= DIRECTIVE =
Extract the whole listing as it stands. Do not include the pictures.

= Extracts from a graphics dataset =
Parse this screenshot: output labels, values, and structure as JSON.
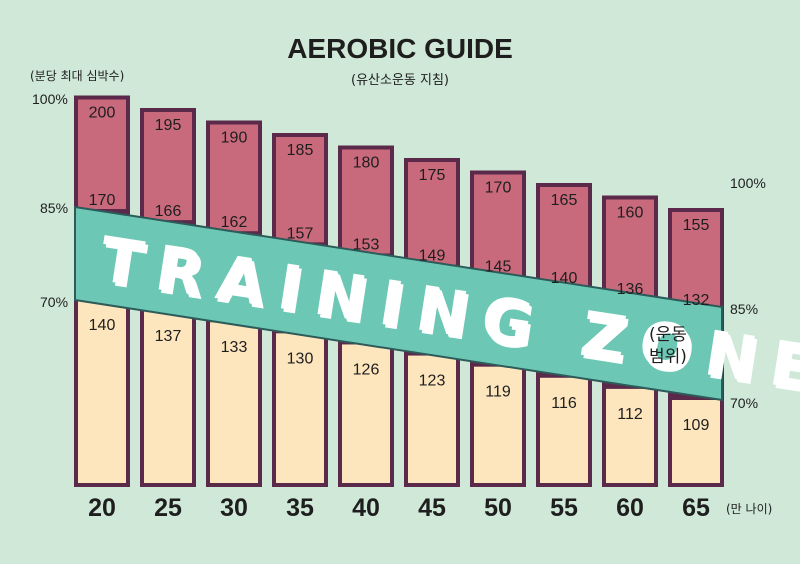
{
  "chart_data": {
    "type": "bar",
    "title": "AEROBIC GUIDE",
    "subtitle": "(유산소운동 지침)",
    "ylabel": "(분당 최대 심박수)",
    "xlabel": "(만 나이)",
    "categories": [
      "20",
      "25",
      "30",
      "35",
      "40",
      "45",
      "50",
      "55",
      "60",
      "65"
    ],
    "series": [
      {
        "values": [
          200,
          195,
          190,
          185,
          180,
          175,
          170,
          165,
          160,
          155
        ]
      },
      {
        "values": [
          170,
          166,
          162,
          157,
          153,
          149,
          145,
          140,
          136,
          132
        ]
      },
      {
        "values": [
          140,
          137,
          133,
          130,
          126,
          123,
          119,
          116,
          112,
          109
        ]
      }
    ],
    "left_pct_labels": {
      "p100": "100%",
      "p85": "85%",
      "p70": "70%"
    },
    "right_pct_labels": {
      "p100": "100%",
      "p85": "85%",
      "p70": "70%"
    },
    "training_zone": {
      "label": "TRAINING ZONE",
      "sub_line1": "(운동",
      "sub_line2": "범위)"
    },
    "colors": {
      "background": "#cfe8d8",
      "bar_top": "#c96a7c",
      "bar_bottom": "#fde5bd",
      "bar_outline": "#5b2a4a",
      "zone_band": "#6cc8b4",
      "zone_outline": "#2c5b5a",
      "zone_text_shadow": "#1f3a3a"
    }
  }
}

= SOLUTION =
Parse this screenshot: output labels, values, and structure as JSON.
{
  "chart_data": {
    "type": "bar",
    "title": "AEROBIC GUIDE",
    "subtitle": "(유산소운동 지침)",
    "ylabel": "(분당 최대 심박수)",
    "xlabel": "(만 나이)",
    "categories": [
      "20",
      "25",
      "30",
      "35",
      "40",
      "45",
      "50",
      "55",
      "60",
      "65"
    ],
    "series": [
      {
        "values": [
          200,
          195,
          190,
          185,
          180,
          175,
          170,
          165,
          160,
          155
        ]
      },
      {
        "values": [
          170,
          166,
          162,
          157,
          153,
          149,
          145,
          140,
          136,
          132
        ]
      },
      {
        "values": [
          140,
          137,
          133,
          130,
          126,
          123,
          119,
          116,
          112,
          109
        ]
      }
    ],
    "left_pct_labels": {
      "p100": "100%",
      "p85": "85%",
      "p70": "70%"
    },
    "right_pct_labels": {
      "p100": "100%",
      "p85": "85%",
      "p70": "70%"
    },
    "training_zone": {
      "label": "TRAINING ZONE",
      "sub_line1": "(운동",
      "sub_line2": "범위)"
    },
    "colors": {
      "background": "#cfe8d8",
      "bar_top": "#c96a7c",
      "bar_bottom": "#fde5bd",
      "bar_outline": "#5b2a4a",
      "zone_band": "#6cc8b4",
      "zone_outline": "#2c5b5a",
      "zone_text_shadow": "#1f3a3a"
    }
  }
}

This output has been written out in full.